(Data records)
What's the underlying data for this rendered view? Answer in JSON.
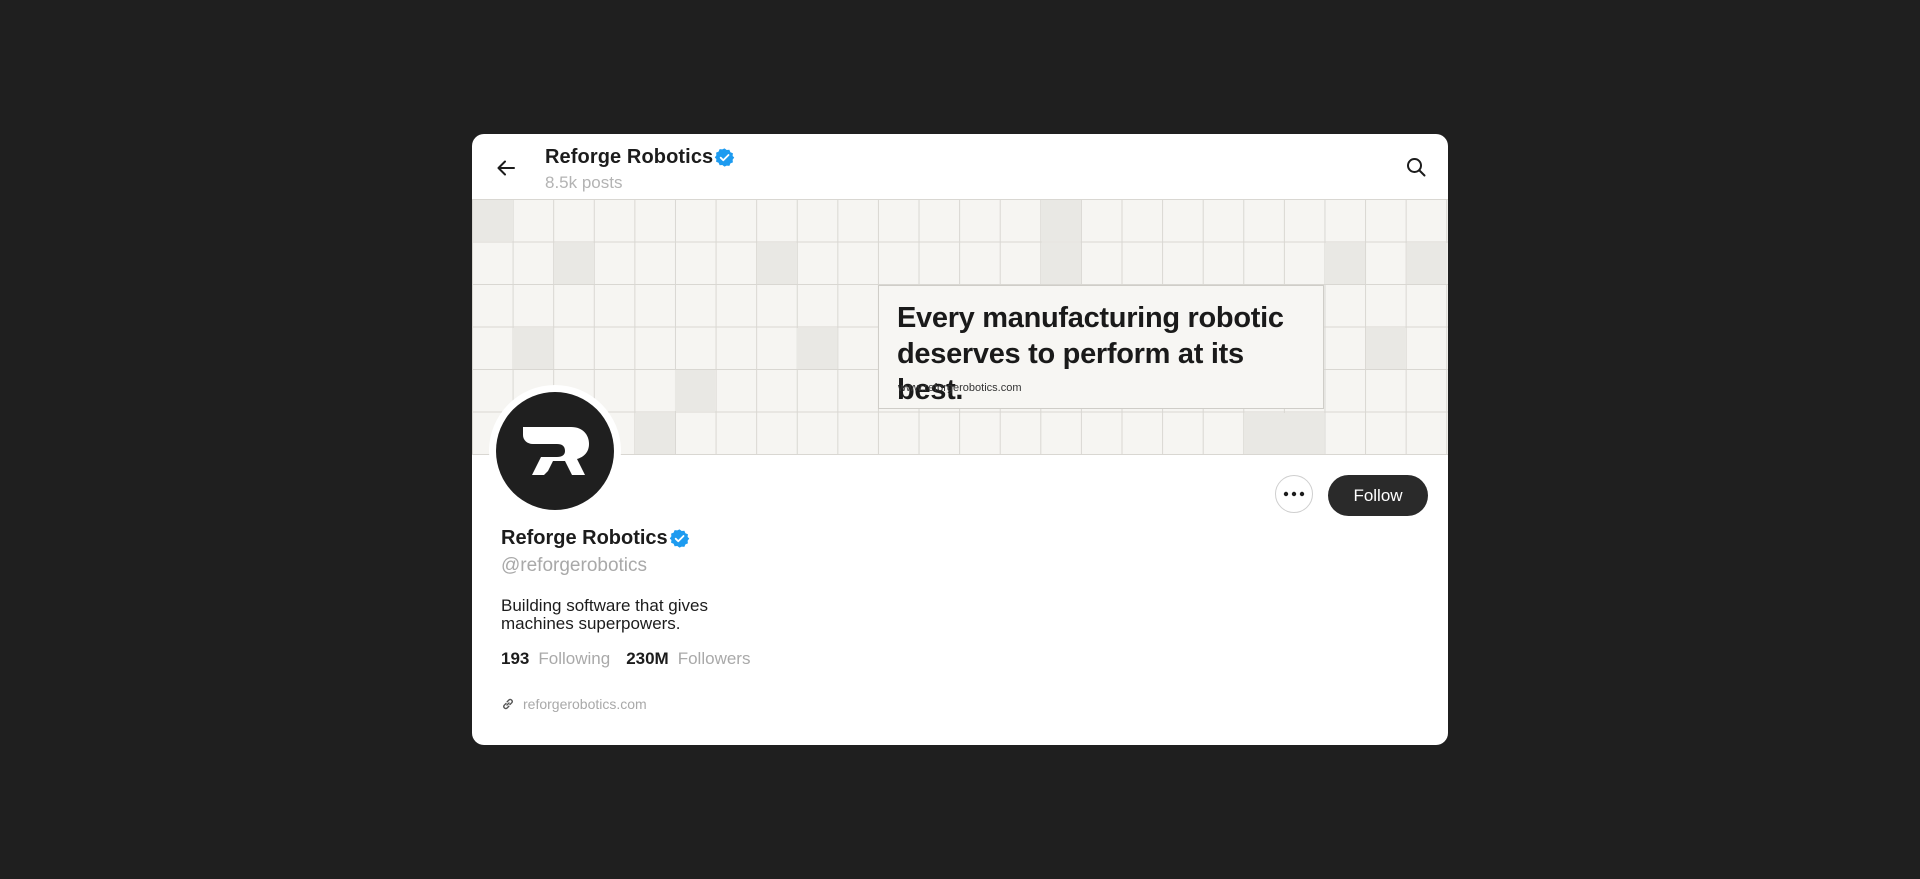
{
  "header": {
    "title": "Reforge Robotics",
    "post_count": "8.5k posts",
    "back_icon": "arrow-left-icon",
    "search_icon": "search-icon"
  },
  "banner": {
    "headline": "Every manufacturing robotic\ndeserves to perform at its best.",
    "url": "www.reforgerobotics.com"
  },
  "profile": {
    "display_name": "Reforge Robotics",
    "handle": "@reforgerobotics",
    "bio": "Building software that gives\nmachines superpowers.",
    "following_count": "193",
    "following_label": "Following",
    "followers_count": "230M",
    "followers_label": "Followers",
    "website": "reforgerobotics.com",
    "verified_color": "#1d9bf0"
  },
  "actions": {
    "more_icon": "more-horizontal-icon",
    "follow_label": "Follow"
  }
}
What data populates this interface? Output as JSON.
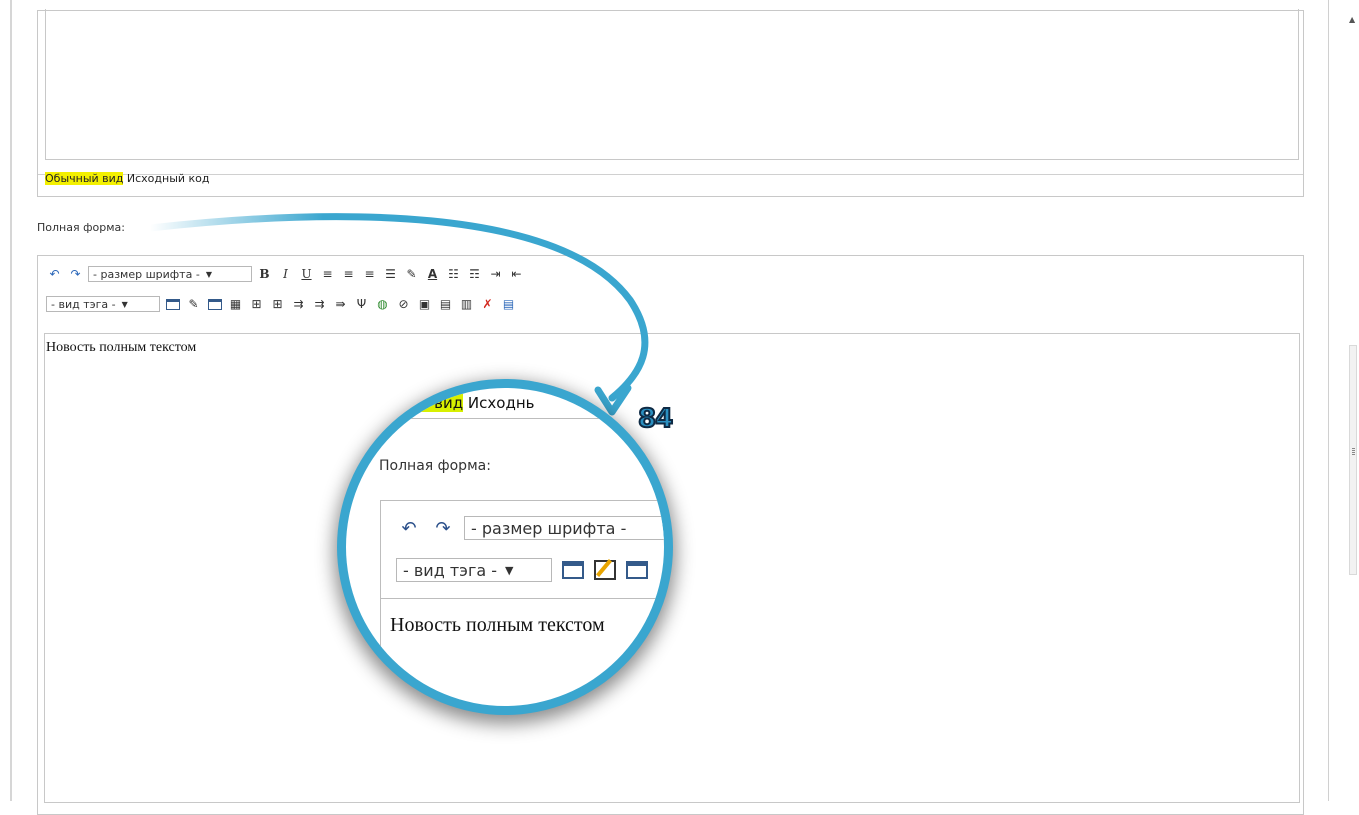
{
  "top_editor": {
    "mode_tabs": [
      {
        "label": "Обычный вид",
        "active": true
      },
      {
        "label": "Исходный код",
        "active": false
      }
    ]
  },
  "full_form": {
    "label": "Полная форма:",
    "toolbar": {
      "font_size_select": "- размер шрифта -",
      "tag_select": "- вид тэга -"
    },
    "editor_text": "Новость полным текстом"
  },
  "magnifier": {
    "mode_active": "ный вид",
    "mode_other": "Исходнь",
    "full_label": "Полная форма:",
    "font_size_select": "- размер шрифта -",
    "tag_select": "- вид тэга -",
    "editor_text": "Новость полным текстом"
  },
  "step_number": "84",
  "colors": {
    "highlight": "#f3f000",
    "callout_blue": "#3aa6cf",
    "border": "#c8c8c8"
  }
}
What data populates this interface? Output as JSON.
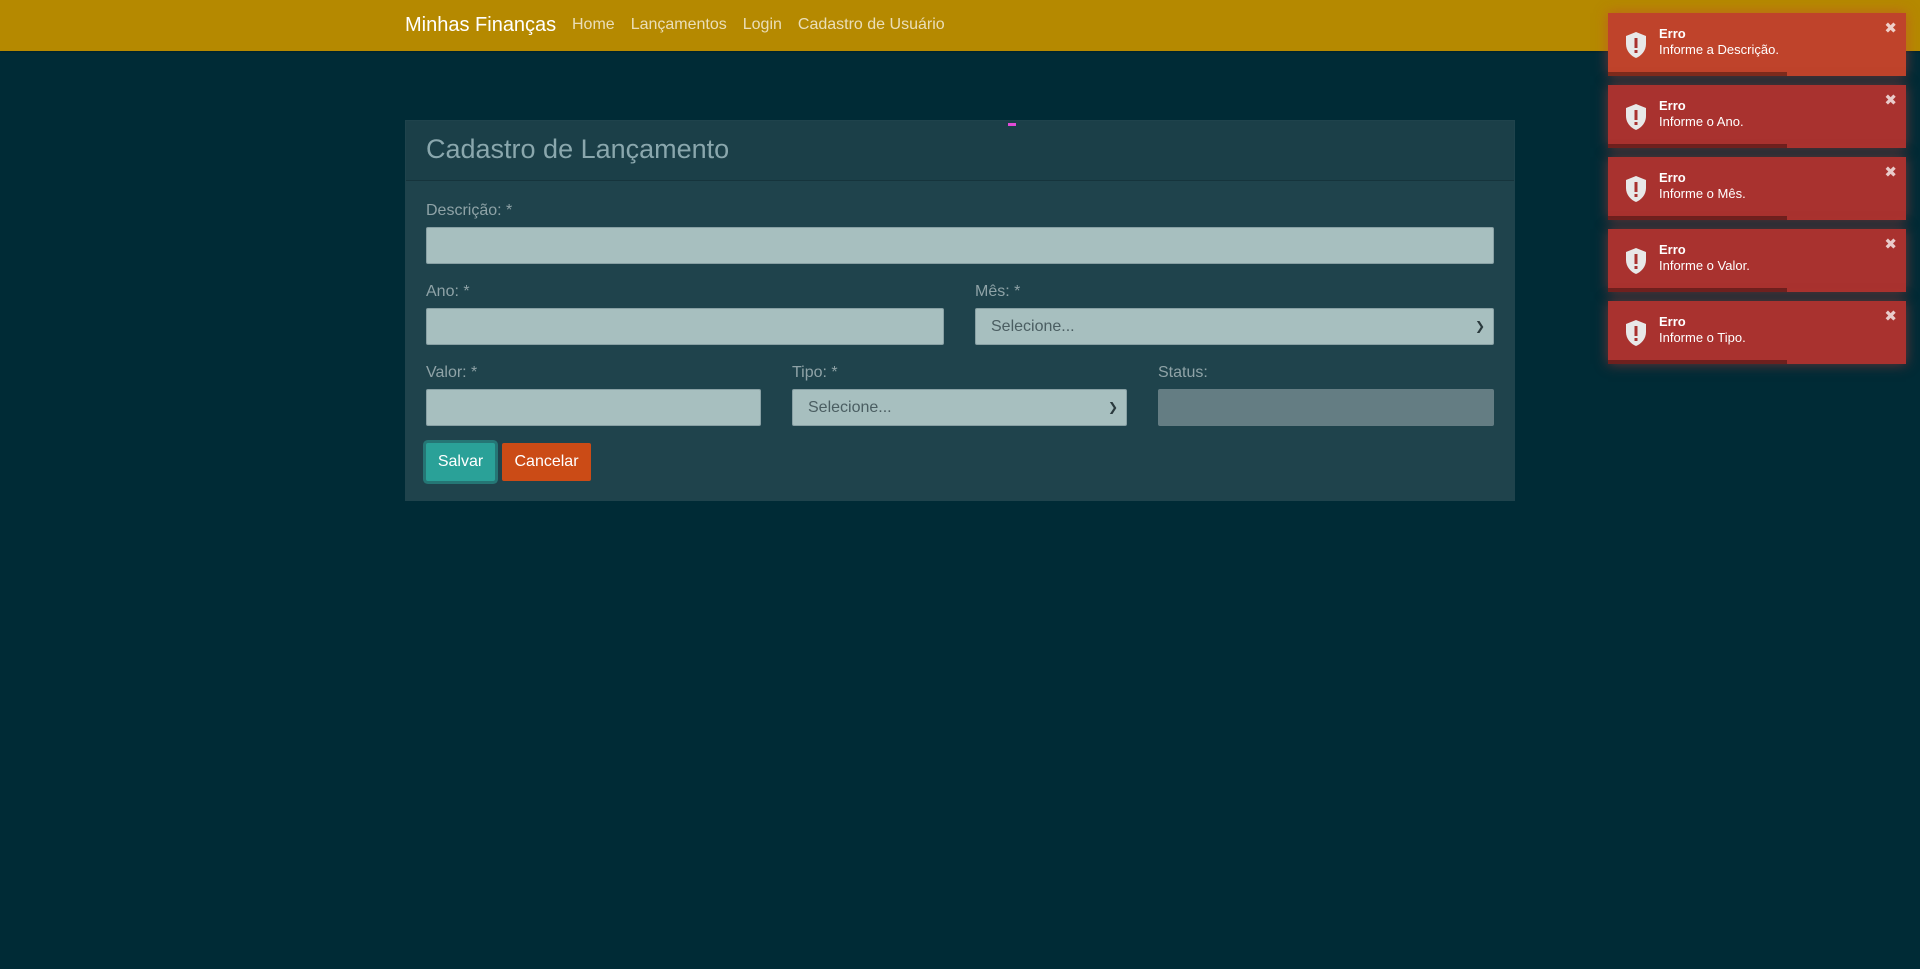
{
  "navbar": {
    "brand": "Minhas Finanças",
    "links": [
      "Home",
      "Lançamentos",
      "Login",
      "Cadastro de Usuário"
    ],
    "color": "#b58900"
  },
  "form": {
    "title": "Cadastro de Lançamento",
    "descricao": {
      "label": "Descrição: *",
      "value": ""
    },
    "ano": {
      "label": "Ano: *",
      "value": ""
    },
    "mes": {
      "label": "Mês: *",
      "selected": "Selecione..."
    },
    "valor": {
      "label": "Valor: *",
      "value": ""
    },
    "tipo": {
      "label": "Tipo: *",
      "selected": "Selecione..."
    },
    "status": {
      "label": "Status:",
      "value": ""
    },
    "save_label": "Salvar",
    "cancel_label": "Cancelar"
  },
  "toasts": [
    {
      "title": "Erro",
      "message": "Informe a Descrição.",
      "progress": 0.6
    },
    {
      "title": "Erro",
      "message": "Informe o Ano.",
      "progress": 0.6
    },
    {
      "title": "Erro",
      "message": "Informe o Mês.",
      "progress": 0.6
    },
    {
      "title": "Erro",
      "message": "Informe o Valor.",
      "progress": 0.6
    },
    {
      "title": "Erro",
      "message": "Informe o Tipo.",
      "progress": 0.6
    }
  ],
  "colors": {
    "background": "#002b36",
    "toast_error": "#a9322f",
    "save": "#2aa198",
    "cancel": "#cb4b16"
  }
}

- Stated goal -
Drop the pictures and reproduce the rest of the entries above exactly.

- Finished exercise -
What's the underlying data for this rendered view? Answer in JSON.
{
  "header": {
    "title": "Reforge Robotics",
    "post_count": "8.5k posts",
    "back_icon": "arrow-left-icon",
    "search_icon": "search-icon"
  },
  "banner": {
    "headline": "Every manufacturing robotic\ndeserves to perform at its best.",
    "url": "www.reforgerobotics.com"
  },
  "profile": {
    "display_name": "Reforge Robotics",
    "handle": "@reforgerobotics",
    "bio": "Building software that gives\nmachines superpowers.",
    "following_count": "193",
    "following_label": "Following",
    "followers_count": "230M",
    "followers_label": "Followers",
    "website": "reforgerobotics.com",
    "verified_color": "#1d9bf0"
  },
  "actions": {
    "more_icon": "more-horizontal-icon",
    "follow_label": "Follow"
  }
}
What data populates this interface? Output as JSON.
{
  "top_editor": {
    "mode_tabs": [
      {
        "label": "Обычный вид",
        "active": true
      },
      {
        "label": "Исходный код",
        "active": false
      }
    ]
  },
  "full_form": {
    "label": "Полная форма:",
    "toolbar": {
      "font_size_select": "- размер шрифта -",
      "tag_select": "- вид тэга -"
    },
    "editor_text": "Новость полным текстом"
  },
  "magnifier": {
    "mode_active": "ный вид",
    "mode_other": "Исходнь",
    "full_label": "Полная форма:",
    "font_size_select": "- размер шрифта -",
    "tag_select": "- вид тэга -",
    "editor_text": "Новость полным текстом"
  },
  "step_number": "84",
  "colors": {
    "highlight": "#f3f000",
    "callout_blue": "#3aa6cf",
    "border": "#c8c8c8"
  }
}
What data populates this interface? Output as JSON.
{
  "navbar": {
    "brand": "Minhas Finanças",
    "links": [
      "Home",
      "Lançamentos",
      "Login",
      "Cadastro de Usuário"
    ],
    "color": "#b58900"
  },
  "form": {
    "title": "Cadastro de Lançamento",
    "descricao": {
      "label": "Descrição: *",
      "value": ""
    },
    "ano": {
      "label": "Ano: *",
      "value": ""
    },
    "mes": {
      "label": "Mês: *",
      "selected": "Selecione..."
    },
    "valor": {
      "label": "Valor: *",
      "value": ""
    },
    "tipo": {
      "label": "Tipo: *",
      "selected": "Selecione..."
    },
    "status": {
      "label": "Status:",
      "value": ""
    },
    "save_label": "Salvar",
    "cancel_label": "Cancelar"
  },
  "toasts": [
    {
      "title": "Erro",
      "message": "Informe a Descrição.",
      "progress": 0.6
    },
    {
      "title": "Erro",
      "message": "Informe o Ano.",
      "progress": 0.6
    },
    {
      "title": "Erro",
      "message": "Informe o Mês.",
      "progress": 0.6
    },
    {
      "title": "Erro",
      "message": "Informe o Valor.",
      "progress": 0.6
    },
    {
      "title": "Erro",
      "message": "Informe o Tipo.",
      "progress": 0.6
    }
  ],
  "colors": {
    "background": "#002b36",
    "toast_error": "#a9322f",
    "save": "#2aa198",
    "cancel": "#cb4b16"
  }
}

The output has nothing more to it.